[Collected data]
##############################
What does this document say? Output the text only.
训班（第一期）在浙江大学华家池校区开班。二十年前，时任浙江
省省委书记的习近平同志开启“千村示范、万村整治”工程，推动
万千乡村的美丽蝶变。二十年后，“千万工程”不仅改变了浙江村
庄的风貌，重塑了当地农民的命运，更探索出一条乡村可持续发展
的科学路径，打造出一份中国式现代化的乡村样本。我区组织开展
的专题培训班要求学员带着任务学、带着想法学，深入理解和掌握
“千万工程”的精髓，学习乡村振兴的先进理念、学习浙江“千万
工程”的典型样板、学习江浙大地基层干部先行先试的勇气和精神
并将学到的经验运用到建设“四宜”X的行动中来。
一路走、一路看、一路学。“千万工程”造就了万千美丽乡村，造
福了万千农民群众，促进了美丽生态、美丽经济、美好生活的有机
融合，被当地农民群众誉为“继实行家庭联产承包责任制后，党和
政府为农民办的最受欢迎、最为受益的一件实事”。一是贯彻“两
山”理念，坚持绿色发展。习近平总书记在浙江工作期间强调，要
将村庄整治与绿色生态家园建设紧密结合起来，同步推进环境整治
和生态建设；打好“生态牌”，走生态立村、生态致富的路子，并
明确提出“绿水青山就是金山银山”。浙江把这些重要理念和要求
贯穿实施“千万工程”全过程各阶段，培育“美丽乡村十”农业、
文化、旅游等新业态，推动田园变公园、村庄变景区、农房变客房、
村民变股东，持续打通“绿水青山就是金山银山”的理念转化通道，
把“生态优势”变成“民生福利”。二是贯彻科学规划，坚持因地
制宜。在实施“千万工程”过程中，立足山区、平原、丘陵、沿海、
##############################
> The request: Pick out lines containing the word "绿水青山就是金山银山", each one as written.

> Full answer:
明确提出“绿水青山就是金山银山”。浙江把这些重要理念和要求
村民变股东，持续打通“绿水青山就是金山银山”的理念转化通道，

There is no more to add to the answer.